GOAL OF THE EXERCISE => Gather each line in the entries that includes the string "Haag".

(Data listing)
---
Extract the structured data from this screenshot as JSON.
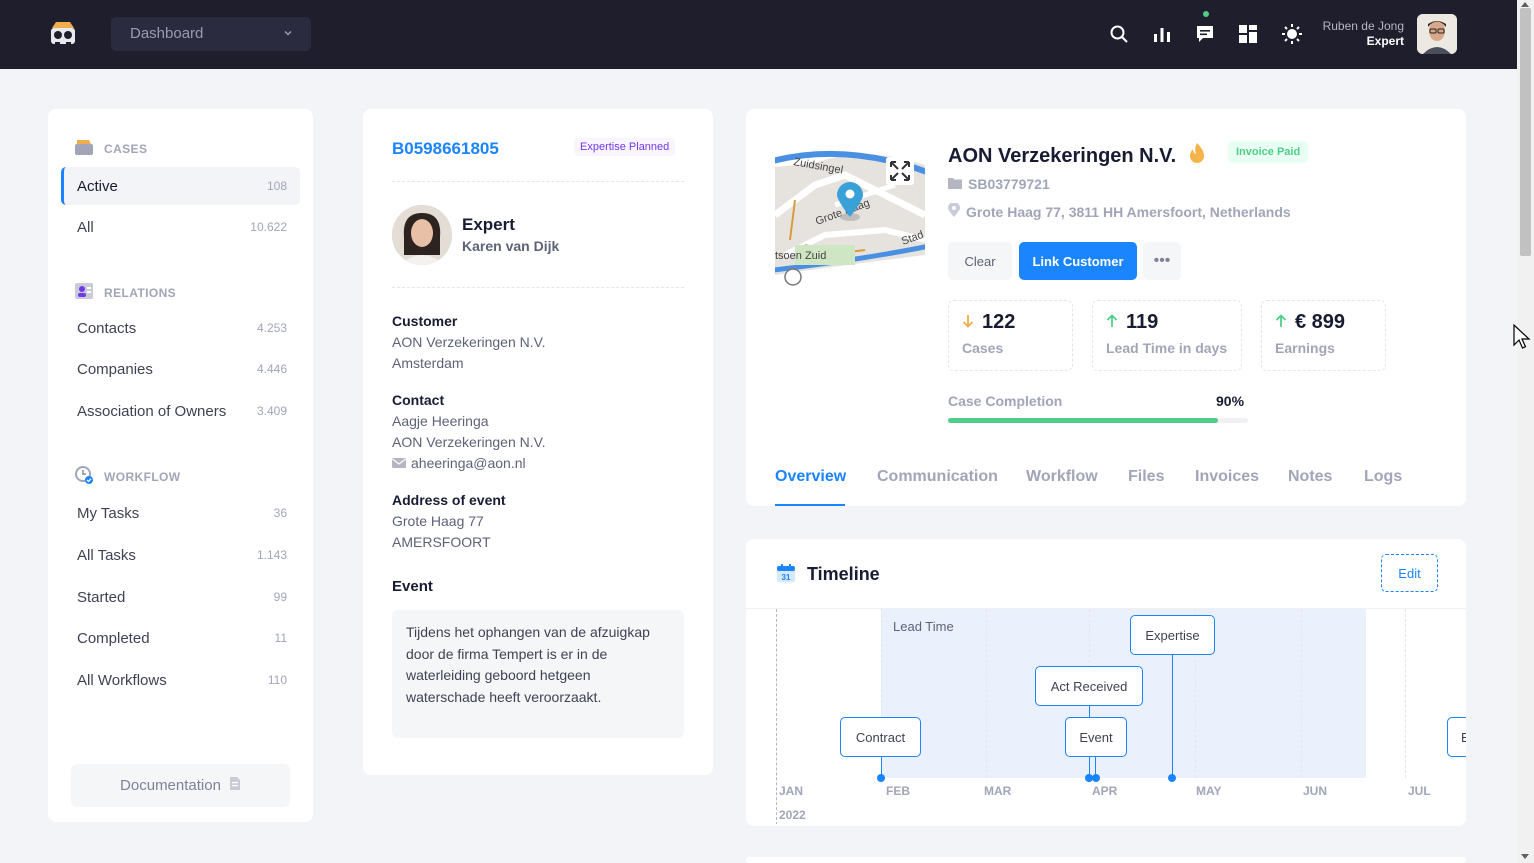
{
  "topbar": {
    "dashboard_select": "Dashboard",
    "icons": [
      "search-icon",
      "bar-chart-icon",
      "chat-icon",
      "layout-icon",
      "sun-icon"
    ],
    "user_name": "Ruben de Jong",
    "user_role": "Expert"
  },
  "sidebar": {
    "sections": [
      {
        "title": "CASES",
        "icon": "cases-icon"
      },
      {
        "title": "RELATIONS",
        "icon": "relations-icon"
      },
      {
        "title": "WORKFLOW",
        "icon": "workflow-icon"
      }
    ],
    "cases": [
      {
        "label": "Active",
        "count": "108"
      },
      {
        "label": "All",
        "count": "10.622"
      }
    ],
    "relations": [
      {
        "label": "Contacts",
        "count": "4.253"
      },
      {
        "label": "Companies",
        "count": "4.446"
      },
      {
        "label": "Association of Owners",
        "count": "3.409"
      }
    ],
    "workflow": [
      {
        "label": "My Tasks",
        "count": "36"
      },
      {
        "label": "All Tasks",
        "count": "1.143"
      },
      {
        "label": "Started",
        "count": "99"
      },
      {
        "label": "Completed",
        "count": "11"
      },
      {
        "label": "All Workflows",
        "count": "110"
      }
    ],
    "documentation": "Documentation"
  },
  "case": {
    "id": "B0598661805",
    "status": "Expertise Planned",
    "expert_title": "Expert",
    "expert_name": "Karen van Dijk",
    "customer_label": "Customer",
    "customer_name": "AON Verzekeringen N.V.",
    "customer_city": "Amsterdam",
    "contact_label": "Contact",
    "contact_name": "Aagje Heeringa",
    "contact_company": "AON Verzekeringen N.V.",
    "contact_email": "aheeringa@aon.nl",
    "address_label": "Address of event",
    "address_street": "Grote Haag 77",
    "address_city": "AMERSFOORT",
    "event_label": "Event",
    "event_text": "Tijdens het ophangen van de afzuigkap door de firma Tempert is er in de waterleiding geboord hetgeen waterschade heeft veroorzaakt."
  },
  "company": {
    "name": "AON Verzekeringen N.V.",
    "badge": "Invoice Paid",
    "ref": "SB03779721",
    "address": "Grote Haag 77, 3811 HH Amersfoort, Netherlands",
    "map_labels": [
      "Zuidsingel",
      "Grote Haag",
      "Stad",
      "tsoen Zuid"
    ],
    "btn_clear": "Clear",
    "btn_link": "Link Customer",
    "btn_more": "•••",
    "stats": [
      {
        "value": "122",
        "label": "Cases",
        "trend": "down"
      },
      {
        "value": "119",
        "label": "Lead Time in days",
        "trend": "up"
      },
      {
        "value": "€ 899",
        "label": "Earnings",
        "trend": "up"
      }
    ],
    "completion_label": "Case Completion",
    "completion_value": "90%",
    "completion_fraction": 0.9,
    "tabs": [
      "Overview",
      "Communication",
      "Workflow",
      "Files",
      "Invoices",
      "Notes",
      "Logs"
    ],
    "active_tab": "Overview"
  },
  "timeline": {
    "title": "Timeline",
    "calendar_day": "31",
    "edit": "Edit",
    "band_label": "Lead Time",
    "months": [
      "JAN",
      "FEB",
      "MAR",
      "APR",
      "MAY",
      "JUN",
      "JUL"
    ],
    "year": "2022",
    "events": [
      "Contract",
      "Event",
      "Act Received",
      "Expertise",
      "E"
    ]
  },
  "colors": {
    "primary": "#1b84ff",
    "success": "#50cd89",
    "topbar": "#1e1e2d",
    "purple": "#7239ea"
  }
}
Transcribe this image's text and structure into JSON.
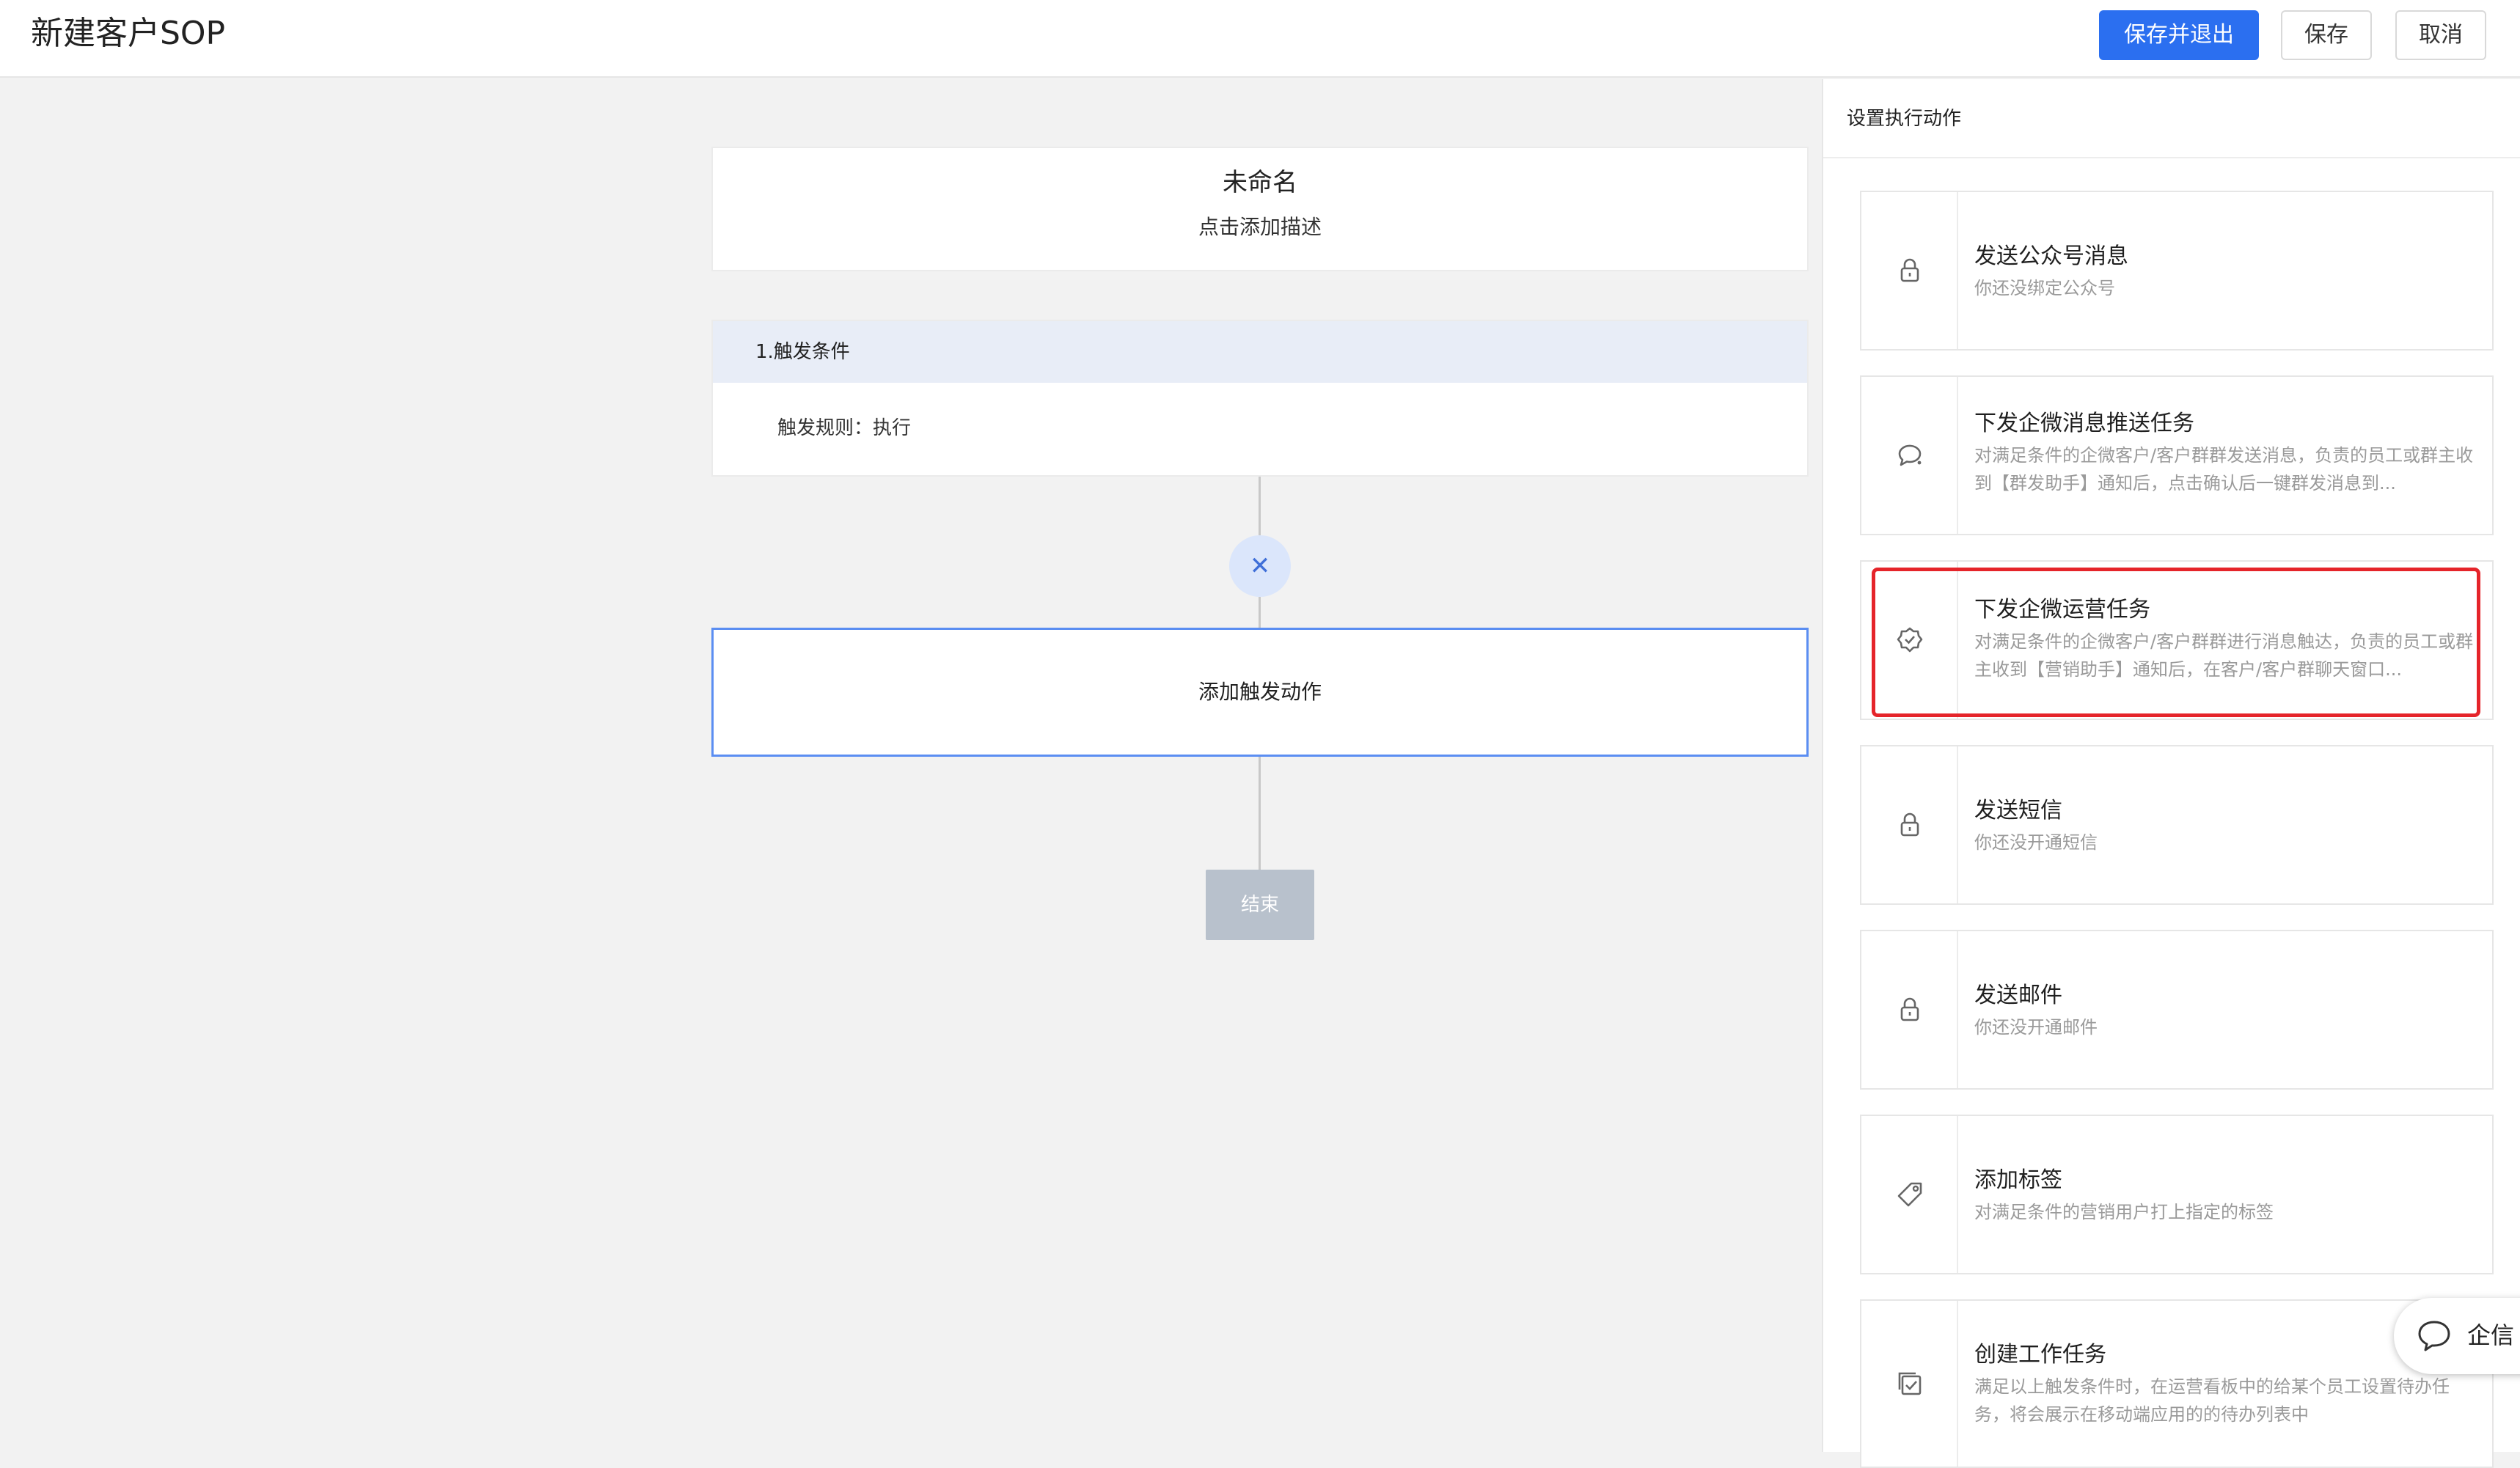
{
  "header": {
    "title": "新建客户SOP",
    "save_exit_label": "保存并退出",
    "save_label": "保存",
    "cancel_label": "取消",
    "accent_color": "#2b6ff0"
  },
  "flow": {
    "name": "未命名",
    "description": "点击添加描述",
    "condition_title": "1.触发条件",
    "condition_rule": "触发规则：执行",
    "add_action_label": "添加触发动作",
    "end_label": "结束"
  },
  "panel": {
    "title": "设置执行动作",
    "actions": [
      {
        "name": "发送公众号消息",
        "desc": "你还没绑定公众号",
        "icon": "lock-icon"
      },
      {
        "name": "下发企微消息推送任务",
        "desc": "对满足条件的企微客户/客户群群发送消息，负责的员工或群主收到【群发助手】通知后，点击确认后一键群发消息到...",
        "icon": "chat-icon"
      },
      {
        "name": "下发企微运营任务",
        "desc": "对满足条件的企微客户/客户群群进行消息触达，负责的员工或群主收到【营销助手】通知后，在客户/客户群聊天窗口...",
        "icon": "badge-icon",
        "highlighted": true
      },
      {
        "name": "发送短信",
        "desc": "你还没开通短信",
        "icon": "lock-icon"
      },
      {
        "name": "发送邮件",
        "desc": "你还没开通邮件",
        "icon": "lock-icon"
      },
      {
        "name": "添加标签",
        "desc": "对满足条件的营销用户打上指定的标签",
        "icon": "tag-icon"
      },
      {
        "name": "创建工作任务",
        "desc": "满足以上触发条件时，在运营看板中的给某个员工设置待办任务，将会展示在移动端应用的的待办列表中",
        "icon": "task-icon"
      }
    ],
    "highlight_color": "#e5242a"
  },
  "chat_widget": {
    "label": "企信"
  }
}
---
SOLUTION TO THIS PROBLEM =>
    "address_street": "Grote Haag 77",
    "address": "Grote Haag 77, 3811 HH Amersfoort, Netherlands",
      "Grote Haag",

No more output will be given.